Page element annotations:

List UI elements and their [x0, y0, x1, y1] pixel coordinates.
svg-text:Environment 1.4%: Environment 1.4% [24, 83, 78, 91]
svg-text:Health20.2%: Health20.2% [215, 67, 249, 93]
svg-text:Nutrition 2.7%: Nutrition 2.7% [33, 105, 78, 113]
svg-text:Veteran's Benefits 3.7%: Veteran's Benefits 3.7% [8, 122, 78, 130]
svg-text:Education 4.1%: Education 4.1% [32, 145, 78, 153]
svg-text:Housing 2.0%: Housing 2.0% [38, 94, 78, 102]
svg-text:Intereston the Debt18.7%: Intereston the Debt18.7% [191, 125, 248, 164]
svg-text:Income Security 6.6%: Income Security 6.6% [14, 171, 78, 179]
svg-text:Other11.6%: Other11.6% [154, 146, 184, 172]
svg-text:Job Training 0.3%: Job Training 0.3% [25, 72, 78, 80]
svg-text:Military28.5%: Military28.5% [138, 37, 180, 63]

GIVEN REQUEST
Rewrite every line of the items above, swapping "Education" for "Schooling" wherever it occurs and leaving everything else unchanged.

EXERCISE SOLUTION
List UI elements and their [x0, y0, x1, y1] pixel coordinates.
svg-text:Environment 1.4%: Environment 1.4% [24, 83, 78, 91]
svg-text:Health20.2%: Health20.2% [215, 67, 249, 93]
svg-text:Nutrition 2.7%: Nutrition 2.7% [33, 105, 78, 113]
svg-text:Veteran's Benefits 3.7%: Veteran's Benefits 3.7% [8, 122, 78, 130]
svg-text:Schooling 4.1%: Schooling 4.1% [32, 145, 78, 153]
svg-text:Housing 2.0%: Housing 2.0% [38, 94, 78, 102]
svg-text:Intereston the Debt18.7%: Intereston the Debt18.7% [191, 125, 248, 164]
svg-text:Income Security 6.6%: Income Security 6.6% [14, 171, 78, 179]
svg-text:Other11.6%: Other11.6% [154, 146, 184, 172]
svg-text:Job Training 0.3%: Job Training 0.3% [25, 72, 78, 80]
svg-text:Military28.5%: Military28.5% [138, 37, 180, 63]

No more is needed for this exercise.